(Stored records)

»»

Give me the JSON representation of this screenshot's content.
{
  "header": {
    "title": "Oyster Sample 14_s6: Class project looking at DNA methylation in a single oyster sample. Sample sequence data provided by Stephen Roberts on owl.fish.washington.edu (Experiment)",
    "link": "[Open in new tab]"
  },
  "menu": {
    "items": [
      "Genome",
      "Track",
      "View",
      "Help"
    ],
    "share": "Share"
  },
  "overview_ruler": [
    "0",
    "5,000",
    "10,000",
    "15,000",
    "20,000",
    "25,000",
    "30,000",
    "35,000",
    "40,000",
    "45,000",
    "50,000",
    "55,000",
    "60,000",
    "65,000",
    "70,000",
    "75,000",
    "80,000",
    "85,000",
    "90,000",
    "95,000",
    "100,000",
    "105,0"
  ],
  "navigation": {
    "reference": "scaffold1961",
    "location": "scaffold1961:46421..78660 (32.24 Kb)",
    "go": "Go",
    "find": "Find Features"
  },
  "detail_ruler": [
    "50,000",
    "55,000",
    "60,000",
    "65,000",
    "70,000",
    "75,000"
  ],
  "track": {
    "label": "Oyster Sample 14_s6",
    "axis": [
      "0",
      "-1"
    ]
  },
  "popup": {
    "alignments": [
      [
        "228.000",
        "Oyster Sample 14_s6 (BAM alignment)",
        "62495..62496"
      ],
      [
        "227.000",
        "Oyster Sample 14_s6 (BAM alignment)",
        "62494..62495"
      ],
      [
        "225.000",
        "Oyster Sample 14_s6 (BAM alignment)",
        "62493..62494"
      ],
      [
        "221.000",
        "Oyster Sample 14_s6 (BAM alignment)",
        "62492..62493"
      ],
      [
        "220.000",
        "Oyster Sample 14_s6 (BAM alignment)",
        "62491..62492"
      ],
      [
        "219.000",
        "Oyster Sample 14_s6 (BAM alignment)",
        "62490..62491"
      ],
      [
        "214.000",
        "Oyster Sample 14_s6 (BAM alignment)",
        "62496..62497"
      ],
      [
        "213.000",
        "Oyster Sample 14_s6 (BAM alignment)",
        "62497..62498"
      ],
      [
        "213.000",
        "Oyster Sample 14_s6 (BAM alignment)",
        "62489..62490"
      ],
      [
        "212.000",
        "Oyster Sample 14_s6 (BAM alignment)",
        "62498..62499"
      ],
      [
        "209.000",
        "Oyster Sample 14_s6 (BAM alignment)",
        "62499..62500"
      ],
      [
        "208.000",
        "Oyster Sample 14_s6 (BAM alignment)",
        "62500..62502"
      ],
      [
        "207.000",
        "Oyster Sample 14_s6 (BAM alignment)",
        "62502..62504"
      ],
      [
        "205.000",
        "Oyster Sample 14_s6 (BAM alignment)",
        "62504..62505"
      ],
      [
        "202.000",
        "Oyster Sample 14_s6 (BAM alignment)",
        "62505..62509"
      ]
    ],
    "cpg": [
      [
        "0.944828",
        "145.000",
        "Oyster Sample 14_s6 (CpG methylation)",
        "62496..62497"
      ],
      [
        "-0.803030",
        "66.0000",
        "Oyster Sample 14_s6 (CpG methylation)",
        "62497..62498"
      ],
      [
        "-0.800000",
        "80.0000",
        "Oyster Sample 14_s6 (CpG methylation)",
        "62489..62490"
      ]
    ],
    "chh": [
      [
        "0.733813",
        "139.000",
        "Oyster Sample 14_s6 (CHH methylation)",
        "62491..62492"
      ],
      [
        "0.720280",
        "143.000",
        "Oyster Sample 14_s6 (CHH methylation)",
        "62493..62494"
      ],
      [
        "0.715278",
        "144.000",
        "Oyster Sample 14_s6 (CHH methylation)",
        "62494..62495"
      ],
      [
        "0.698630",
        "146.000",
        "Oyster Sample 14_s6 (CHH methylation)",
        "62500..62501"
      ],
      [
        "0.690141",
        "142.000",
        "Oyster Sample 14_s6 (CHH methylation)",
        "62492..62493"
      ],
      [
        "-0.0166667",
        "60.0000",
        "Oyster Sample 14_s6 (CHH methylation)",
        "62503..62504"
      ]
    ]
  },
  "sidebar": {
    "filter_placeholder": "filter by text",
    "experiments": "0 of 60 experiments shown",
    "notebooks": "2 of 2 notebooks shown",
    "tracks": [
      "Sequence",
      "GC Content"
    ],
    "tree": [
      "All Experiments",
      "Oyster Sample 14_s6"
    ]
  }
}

««

Filter the entries down to the lines that hold "shown". Copy those lines.

=== Answer to the exercise ===
    "experiments": "0 of 60 experiments shown",
    "notebooks": "2 of 2 notebooks shown",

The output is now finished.